Stated problem: Find each line holding "День" and copy it out.

Records provided:
+===+
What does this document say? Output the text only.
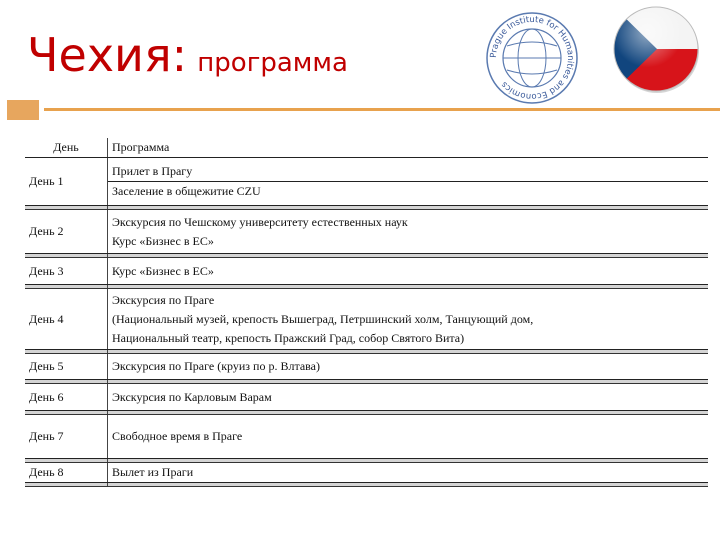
Чехия: программа	Prague Institute for Humanities and Economics
День	Программа
День 1	Прилет в Прагу
Заселение в общежитие CZU

День 2	Экскурсия по Чешскому университету естественных наук
Курс «Бизнес в ЕС»

День 3	Курс «Бизнес в ЕС»

День 4	Экскурсия по Праге
(Национальный музей, крепость Вышеград, Петршинский холм, Танцующий дом,
Национальный театр, крепость Пражский Град, собор Святого Вита)

День 5	Экскурсия по Праге (круиз по р. Влтава)

День 6	Экскурсия по Карловым Варам

День 7	Свободное время в Праге

День 8	Вылет из Праги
+===+
Task solution:
День	Программа
День 1	Прилет в Прагу
День 2	Экскурсия по Чешскому университету естественных наук
День 3	Курс «Бизнес в ЕС»
День 4	Экскурсия по Праге
День 5	Экскурсия по Праге (круиз по р. Влтава)
День 6	Экскурсия по Карловым Варам
День 7	Свободное время в Праге
День 8	Вылет из Праги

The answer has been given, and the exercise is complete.